:: WHAT THE EXERCISE ASKS ::
Look for "title" in each line of the entries, and return the matching lines.

:: DATASET ::
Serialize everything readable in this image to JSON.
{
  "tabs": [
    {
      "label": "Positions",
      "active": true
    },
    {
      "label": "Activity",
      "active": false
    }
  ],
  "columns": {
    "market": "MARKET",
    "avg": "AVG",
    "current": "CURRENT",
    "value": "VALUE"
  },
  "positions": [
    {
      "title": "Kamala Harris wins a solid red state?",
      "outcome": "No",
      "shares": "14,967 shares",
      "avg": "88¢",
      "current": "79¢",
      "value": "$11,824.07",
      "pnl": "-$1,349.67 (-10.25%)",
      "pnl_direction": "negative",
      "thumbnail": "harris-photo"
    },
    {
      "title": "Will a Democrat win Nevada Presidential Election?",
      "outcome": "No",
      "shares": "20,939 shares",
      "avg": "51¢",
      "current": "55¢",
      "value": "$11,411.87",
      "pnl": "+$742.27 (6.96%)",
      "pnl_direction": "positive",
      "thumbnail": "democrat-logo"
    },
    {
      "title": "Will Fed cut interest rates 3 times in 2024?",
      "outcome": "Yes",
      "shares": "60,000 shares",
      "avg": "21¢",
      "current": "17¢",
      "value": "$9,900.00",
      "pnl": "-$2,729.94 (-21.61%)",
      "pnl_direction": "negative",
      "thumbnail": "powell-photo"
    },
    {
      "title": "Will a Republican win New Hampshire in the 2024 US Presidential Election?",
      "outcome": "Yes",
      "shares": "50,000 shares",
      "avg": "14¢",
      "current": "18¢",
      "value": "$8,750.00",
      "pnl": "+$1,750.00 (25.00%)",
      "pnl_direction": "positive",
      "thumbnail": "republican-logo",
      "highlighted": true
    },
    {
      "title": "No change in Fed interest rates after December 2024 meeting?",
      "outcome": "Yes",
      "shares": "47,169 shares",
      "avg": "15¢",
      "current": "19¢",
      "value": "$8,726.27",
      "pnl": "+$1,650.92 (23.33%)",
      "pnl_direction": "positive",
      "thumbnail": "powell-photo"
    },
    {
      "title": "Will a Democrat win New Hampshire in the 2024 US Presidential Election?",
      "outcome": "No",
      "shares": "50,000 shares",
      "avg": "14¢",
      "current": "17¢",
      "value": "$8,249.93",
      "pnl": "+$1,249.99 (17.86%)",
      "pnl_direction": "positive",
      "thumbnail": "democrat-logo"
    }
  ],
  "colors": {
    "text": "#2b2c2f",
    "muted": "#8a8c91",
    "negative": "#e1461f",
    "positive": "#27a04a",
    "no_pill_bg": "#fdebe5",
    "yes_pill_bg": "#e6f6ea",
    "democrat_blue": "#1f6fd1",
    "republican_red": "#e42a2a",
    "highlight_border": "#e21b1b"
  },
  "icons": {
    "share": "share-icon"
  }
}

:: WORKED ANSWER ::
      "title": "Kamala Harris wins a solid red state?",
      "title": "Will a Democrat win Nevada Presidential Election?",
      "title": "Will Fed cut interest rates 3 times in 2024?",
      "title": "Will a Republican win New Hampshire in the 2024 US Presidential Election?",
      "title": "No change in Fed interest rates after December 2024 meeting?",
      "title": "Will a Democrat win New Hampshire in the 2024 US Presidential Election?",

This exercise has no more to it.